From the material below, list every line containing "подразделение".
----------------
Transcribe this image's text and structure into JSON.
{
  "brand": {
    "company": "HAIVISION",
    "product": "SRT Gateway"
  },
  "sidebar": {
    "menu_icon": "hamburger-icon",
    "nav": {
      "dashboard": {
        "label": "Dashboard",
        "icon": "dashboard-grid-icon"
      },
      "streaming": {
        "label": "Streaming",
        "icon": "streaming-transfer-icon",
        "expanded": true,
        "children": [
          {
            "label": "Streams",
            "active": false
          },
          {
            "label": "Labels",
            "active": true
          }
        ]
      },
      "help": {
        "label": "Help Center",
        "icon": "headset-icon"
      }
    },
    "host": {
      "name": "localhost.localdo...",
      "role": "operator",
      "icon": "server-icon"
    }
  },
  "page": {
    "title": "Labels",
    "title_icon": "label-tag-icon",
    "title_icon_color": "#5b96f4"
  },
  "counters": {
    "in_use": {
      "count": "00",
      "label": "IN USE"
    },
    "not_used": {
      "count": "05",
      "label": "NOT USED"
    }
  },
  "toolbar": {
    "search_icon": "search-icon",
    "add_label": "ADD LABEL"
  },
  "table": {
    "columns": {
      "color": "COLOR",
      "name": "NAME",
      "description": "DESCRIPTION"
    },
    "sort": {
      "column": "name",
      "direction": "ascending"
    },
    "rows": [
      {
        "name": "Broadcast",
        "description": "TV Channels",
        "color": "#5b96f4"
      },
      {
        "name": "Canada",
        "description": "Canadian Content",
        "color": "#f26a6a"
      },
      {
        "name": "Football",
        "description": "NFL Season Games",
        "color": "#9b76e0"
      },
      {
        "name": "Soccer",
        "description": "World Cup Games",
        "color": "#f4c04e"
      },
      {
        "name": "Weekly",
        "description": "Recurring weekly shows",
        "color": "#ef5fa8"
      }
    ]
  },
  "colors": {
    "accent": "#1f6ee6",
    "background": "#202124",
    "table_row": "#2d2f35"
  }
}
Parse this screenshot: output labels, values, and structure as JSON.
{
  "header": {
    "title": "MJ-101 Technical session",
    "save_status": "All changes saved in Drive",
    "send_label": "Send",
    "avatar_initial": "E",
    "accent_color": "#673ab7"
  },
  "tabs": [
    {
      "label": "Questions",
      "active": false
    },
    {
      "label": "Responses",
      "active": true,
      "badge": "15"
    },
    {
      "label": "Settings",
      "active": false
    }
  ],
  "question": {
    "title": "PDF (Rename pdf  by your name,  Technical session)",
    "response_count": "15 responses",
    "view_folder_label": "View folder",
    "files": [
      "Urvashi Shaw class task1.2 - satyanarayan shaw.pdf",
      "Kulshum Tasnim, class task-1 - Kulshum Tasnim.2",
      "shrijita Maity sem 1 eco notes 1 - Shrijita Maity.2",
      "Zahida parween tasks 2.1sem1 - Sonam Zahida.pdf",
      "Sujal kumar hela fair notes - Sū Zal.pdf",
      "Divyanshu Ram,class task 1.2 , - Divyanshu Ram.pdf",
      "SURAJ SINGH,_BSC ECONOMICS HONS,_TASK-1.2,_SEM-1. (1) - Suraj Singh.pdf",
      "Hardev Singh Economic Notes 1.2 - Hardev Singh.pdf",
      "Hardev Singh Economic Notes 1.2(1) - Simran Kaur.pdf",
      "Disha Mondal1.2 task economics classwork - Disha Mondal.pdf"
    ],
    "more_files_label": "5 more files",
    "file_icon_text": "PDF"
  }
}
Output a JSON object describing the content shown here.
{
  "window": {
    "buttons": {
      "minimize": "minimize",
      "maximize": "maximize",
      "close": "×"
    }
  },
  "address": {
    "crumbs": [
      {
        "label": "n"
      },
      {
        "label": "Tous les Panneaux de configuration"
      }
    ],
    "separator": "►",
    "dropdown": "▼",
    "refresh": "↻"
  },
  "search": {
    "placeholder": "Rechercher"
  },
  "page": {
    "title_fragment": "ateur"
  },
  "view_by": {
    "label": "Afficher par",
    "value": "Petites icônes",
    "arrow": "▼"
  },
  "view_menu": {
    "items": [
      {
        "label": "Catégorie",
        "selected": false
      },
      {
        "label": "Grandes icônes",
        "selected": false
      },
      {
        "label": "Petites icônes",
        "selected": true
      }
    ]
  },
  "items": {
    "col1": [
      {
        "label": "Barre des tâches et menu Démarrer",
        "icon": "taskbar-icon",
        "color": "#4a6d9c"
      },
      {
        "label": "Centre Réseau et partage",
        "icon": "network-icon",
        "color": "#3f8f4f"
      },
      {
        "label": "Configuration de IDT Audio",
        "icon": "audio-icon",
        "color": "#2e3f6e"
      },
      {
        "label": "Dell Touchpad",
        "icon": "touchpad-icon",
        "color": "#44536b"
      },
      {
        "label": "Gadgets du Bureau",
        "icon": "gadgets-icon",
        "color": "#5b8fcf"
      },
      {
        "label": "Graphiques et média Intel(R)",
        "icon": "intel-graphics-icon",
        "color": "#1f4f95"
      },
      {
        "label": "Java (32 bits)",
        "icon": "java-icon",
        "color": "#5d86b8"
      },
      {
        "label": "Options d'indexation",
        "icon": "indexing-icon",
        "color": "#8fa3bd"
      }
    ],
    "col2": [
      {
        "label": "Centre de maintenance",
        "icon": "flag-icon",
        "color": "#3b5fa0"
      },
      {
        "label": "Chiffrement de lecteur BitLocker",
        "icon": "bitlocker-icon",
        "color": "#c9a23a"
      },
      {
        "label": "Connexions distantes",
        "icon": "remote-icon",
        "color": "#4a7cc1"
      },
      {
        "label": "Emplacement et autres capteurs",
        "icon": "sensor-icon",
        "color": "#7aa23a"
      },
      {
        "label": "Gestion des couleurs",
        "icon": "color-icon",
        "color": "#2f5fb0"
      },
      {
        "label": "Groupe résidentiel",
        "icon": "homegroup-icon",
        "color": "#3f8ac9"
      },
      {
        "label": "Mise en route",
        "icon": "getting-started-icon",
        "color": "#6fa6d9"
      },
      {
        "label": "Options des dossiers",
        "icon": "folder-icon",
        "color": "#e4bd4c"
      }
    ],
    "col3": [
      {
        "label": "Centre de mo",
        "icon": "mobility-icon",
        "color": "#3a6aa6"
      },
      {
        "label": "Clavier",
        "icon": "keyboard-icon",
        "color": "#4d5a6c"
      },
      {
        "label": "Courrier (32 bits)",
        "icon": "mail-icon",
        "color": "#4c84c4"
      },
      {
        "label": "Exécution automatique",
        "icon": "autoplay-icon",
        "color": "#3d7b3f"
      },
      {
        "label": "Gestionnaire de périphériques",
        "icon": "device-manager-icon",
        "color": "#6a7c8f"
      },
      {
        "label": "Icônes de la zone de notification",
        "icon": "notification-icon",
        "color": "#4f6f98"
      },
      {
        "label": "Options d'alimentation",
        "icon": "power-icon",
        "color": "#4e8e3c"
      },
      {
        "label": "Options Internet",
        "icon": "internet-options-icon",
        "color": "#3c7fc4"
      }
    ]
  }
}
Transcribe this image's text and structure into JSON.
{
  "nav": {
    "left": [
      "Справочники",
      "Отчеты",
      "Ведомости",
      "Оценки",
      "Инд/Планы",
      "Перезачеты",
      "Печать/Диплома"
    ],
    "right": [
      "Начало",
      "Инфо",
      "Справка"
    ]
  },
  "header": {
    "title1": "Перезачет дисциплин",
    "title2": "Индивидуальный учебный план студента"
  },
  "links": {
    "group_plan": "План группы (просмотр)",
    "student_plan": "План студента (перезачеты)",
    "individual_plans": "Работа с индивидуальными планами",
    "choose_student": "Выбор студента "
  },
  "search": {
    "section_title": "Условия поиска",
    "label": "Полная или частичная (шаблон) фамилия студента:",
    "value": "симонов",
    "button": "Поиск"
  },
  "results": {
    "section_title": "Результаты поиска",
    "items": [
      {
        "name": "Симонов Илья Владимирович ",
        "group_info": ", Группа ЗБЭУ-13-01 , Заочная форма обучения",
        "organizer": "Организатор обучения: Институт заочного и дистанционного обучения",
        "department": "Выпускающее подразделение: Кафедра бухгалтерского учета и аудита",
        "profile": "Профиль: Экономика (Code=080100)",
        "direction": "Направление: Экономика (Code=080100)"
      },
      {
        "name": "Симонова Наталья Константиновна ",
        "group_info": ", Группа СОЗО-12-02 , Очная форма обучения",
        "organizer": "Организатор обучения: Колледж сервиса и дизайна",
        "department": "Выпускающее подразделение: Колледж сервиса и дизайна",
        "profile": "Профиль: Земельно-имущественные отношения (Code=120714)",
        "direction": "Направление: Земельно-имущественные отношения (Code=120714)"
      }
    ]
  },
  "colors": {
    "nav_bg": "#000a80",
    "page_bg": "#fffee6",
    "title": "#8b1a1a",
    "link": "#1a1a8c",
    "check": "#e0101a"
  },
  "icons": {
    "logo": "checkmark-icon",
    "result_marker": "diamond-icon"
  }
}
----------------
▶ [The answer]:
        "department": "Выпускающее подразделение: Кафедра бухгалтерского учета и аудита",
        "department": "Выпускающее подразделение: Колледж сервиса и дизайна",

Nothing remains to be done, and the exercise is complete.